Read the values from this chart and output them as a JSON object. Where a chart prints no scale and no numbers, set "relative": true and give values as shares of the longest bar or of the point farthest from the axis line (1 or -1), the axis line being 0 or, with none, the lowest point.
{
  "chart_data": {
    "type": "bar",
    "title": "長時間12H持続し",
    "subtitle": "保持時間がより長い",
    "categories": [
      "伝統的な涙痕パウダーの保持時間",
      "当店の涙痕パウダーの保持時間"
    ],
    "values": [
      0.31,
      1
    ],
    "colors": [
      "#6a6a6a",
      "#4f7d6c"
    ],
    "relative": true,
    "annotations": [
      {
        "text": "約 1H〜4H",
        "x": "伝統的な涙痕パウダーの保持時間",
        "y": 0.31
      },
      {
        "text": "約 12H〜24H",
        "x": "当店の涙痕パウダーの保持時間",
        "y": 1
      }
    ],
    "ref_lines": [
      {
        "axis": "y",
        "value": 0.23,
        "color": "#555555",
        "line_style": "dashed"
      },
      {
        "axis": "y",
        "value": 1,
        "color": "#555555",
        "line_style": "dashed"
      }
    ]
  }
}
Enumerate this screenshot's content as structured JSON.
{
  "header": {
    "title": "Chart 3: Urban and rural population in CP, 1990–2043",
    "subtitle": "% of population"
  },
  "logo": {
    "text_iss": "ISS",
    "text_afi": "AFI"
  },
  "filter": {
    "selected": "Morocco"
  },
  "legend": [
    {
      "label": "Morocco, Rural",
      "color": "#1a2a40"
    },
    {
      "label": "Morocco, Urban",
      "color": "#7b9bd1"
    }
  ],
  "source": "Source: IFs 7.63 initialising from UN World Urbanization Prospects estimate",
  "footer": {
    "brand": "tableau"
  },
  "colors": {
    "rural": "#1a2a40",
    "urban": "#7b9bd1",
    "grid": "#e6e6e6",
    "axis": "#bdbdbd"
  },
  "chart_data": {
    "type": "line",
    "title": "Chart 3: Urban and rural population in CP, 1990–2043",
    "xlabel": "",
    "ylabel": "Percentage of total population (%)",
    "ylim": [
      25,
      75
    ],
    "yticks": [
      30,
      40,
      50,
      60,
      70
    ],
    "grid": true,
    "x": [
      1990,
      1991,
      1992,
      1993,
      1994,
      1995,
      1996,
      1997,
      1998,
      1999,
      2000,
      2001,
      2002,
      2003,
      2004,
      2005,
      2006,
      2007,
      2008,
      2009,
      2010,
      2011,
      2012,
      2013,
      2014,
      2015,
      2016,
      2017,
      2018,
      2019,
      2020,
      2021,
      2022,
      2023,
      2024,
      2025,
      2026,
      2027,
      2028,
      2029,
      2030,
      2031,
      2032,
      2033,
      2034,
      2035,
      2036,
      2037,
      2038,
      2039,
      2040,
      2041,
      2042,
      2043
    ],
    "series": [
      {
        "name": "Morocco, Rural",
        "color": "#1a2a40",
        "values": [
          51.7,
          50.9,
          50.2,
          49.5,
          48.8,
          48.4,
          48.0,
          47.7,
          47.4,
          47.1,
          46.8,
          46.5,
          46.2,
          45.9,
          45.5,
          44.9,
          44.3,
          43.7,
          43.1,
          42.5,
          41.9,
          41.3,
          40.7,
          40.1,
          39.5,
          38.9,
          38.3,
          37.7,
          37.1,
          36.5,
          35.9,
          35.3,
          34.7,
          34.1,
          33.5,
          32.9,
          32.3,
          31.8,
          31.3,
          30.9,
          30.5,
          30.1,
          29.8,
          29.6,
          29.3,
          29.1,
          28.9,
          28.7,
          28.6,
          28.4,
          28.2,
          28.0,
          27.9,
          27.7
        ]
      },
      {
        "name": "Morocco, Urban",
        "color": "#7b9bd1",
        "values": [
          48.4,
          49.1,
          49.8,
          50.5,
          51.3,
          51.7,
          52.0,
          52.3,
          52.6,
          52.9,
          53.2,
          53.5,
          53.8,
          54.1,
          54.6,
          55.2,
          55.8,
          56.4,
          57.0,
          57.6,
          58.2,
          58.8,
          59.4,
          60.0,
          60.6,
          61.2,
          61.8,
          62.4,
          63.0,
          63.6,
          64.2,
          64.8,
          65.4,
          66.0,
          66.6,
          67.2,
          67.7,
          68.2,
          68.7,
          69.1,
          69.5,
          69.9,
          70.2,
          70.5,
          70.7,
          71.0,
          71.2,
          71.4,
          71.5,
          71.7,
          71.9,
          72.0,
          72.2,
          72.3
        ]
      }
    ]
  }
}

-- -- --

__GOAL__
Go through the material above line by line and copy it exactly.

__FINISHED EXERCISE__
Read the values from this chart and output them as a JSON object. Where a chart prints no scale and no numbers, set "relative": true and give values as shares of the longest bar or of the point farthest from the axis line (1 or -1), the axis line being 0 or, with none, the lowest point.
{
  "chart_data": {
    "type": "bar",
    "title": "長時間12H持続し",
    "subtitle": "保持時間がより長い",
    "categories": [
      "伝統的な涙痕パウダーの保持時間",
      "当店の涙痕パウダーの保持時間"
    ],
    "values": [
      0.31,
      1
    ],
    "colors": [
      "#6a6a6a",
      "#4f7d6c"
    ],
    "relative": true,
    "annotations": [
      {
        "text": "約 1H〜4H",
        "x": "伝統的な涙痕パウダーの保持時間",
        "y": 0.31
      },
      {
        "text": "約 12H〜24H",
        "x": "当店の涙痕パウダーの保持時間",
        "y": 1
      }
    ],
    "ref_lines": [
      {
        "axis": "y",
        "value": 0.23,
        "color": "#555555",
        "line_style": "dashed"
      },
      {
        "axis": "y",
        "value": 1,
        "color": "#555555",
        "line_style": "dashed"
      }
    ]
  }
}
Enumerate this screenshot's content as structured JSON.
{
  "header": {
    "title": "Chart 3: Urban and rural population in CP, 1990–2043",
    "subtitle": "% of population"
  },
  "logo": {
    "text_iss": "ISS",
    "text_afi": "AFI"
  },
  "filter": {
    "selected": "Morocco"
  },
  "legend": [
    {
      "label": "Morocco, Rural",
      "color": "#1a2a40"
    },
    {
      "label": "Morocco, Urban",
      "color": "#7b9bd1"
    }
  ],
  "source": "Source: IFs 7.63 initialising from UN World Urbanization Prospects estimate",
  "footer": {
    "brand": "tableau"
  },
  "colors": {
    "rural": "#1a2a40",
    "urban": "#7b9bd1",
    "grid": "#e6e6e6",
    "axis": "#bdbdbd"
  },
  "chart_data": {
    "type": "line",
    "title": "Chart 3: Urban and rural population in CP, 1990–2043",
    "xlabel": "",
    "ylabel": "Percentage of total population (%)",
    "ylim": [
      25,
      75
    ],
    "yticks": [
      30,
      40,
      50,
      60,
      70
    ],
    "grid": true,
    "x": [
      1990,
      1991,
      1992,
      1993,
      1994,
      1995,
      1996,
      1997,
      1998,
      1999,
      2000,
      2001,
      2002,
      2003,
      2004,
      2005,
      2006,
      2007,
      2008,
      2009,
      2010,
      2011,
      2012,
      2013,
      2014,
      2015,
      2016,
      2017,
      2018,
      2019,
      2020,
      2021,
      2022,
      2023,
      2024,
      2025,
      2026,
      2027,
      2028,
      2029,
      2030,
      2031,
      2032,
      2033,
      2034,
      2035,
      2036,
      2037,
      2038,
      2039,
      2040,
      2041,
      2042,
      2043
    ],
    "series": [
      {
        "name": "Morocco, Rural",
        "color": "#1a2a40",
        "values": [
          51.7,
          50.9,
          50.2,
          49.5,
          48.8,
          48.4,
          48.0,
          47.7,
          47.4,
          47.1,
          46.8,
          46.5,
          46.2,
          45.9,
          45.5,
          44.9,
          44.3,
          43.7,
          43.1,
          42.5,
          41.9,
          41.3,
          40.7,
          40.1,
          39.5,
          38.9,
          38.3,
          37.7,
          37.1,
          36.5,
          35.9,
          35.3,
          34.7,
          34.1,
          33.5,
          32.9,
          32.3,
          31.8,
          31.3,
          30.9,
          30.5,
          30.1,
          29.8,
          29.6,
          29.3,
          29.1,
          28.9,
          28.7,
          28.6,
          28.4,
          28.2,
          28.0,
          27.9,
          27.7
        ]
      },
      {
        "name": "Morocco, Urban",
        "color": "#7b9bd1",
        "values": [
          48.4,
          49.1,
          49.8,
          50.5,
          51.3,
          51.7,
          52.0,
          52.3,
          52.6,
          52.9,
          53.2,
          53.5,
          53.8,
          54.1,
          54.6,
          55.2,
          55.8,
          56.4,
          57.0,
          57.6,
          58.2,
          58.8,
          59.4,
          60.0,
          60.6,
          61.2,
          61.8,
          62.4,
          63.0,
          63.6,
          64.2,
          64.8,
          65.4,
          66.0,
          66.6,
          67.2,
          67.7,
          68.2,
          68.7,
          69.1,
          69.5,
          69.9,
          70.2,
          70.5,
          70.7,
          71.0,
          71.2,
          71.4,
          71.5,
          71.7,
          71.9,
          72.0,
          72.2,
          72.3
        ]
      }
    ]
  }
}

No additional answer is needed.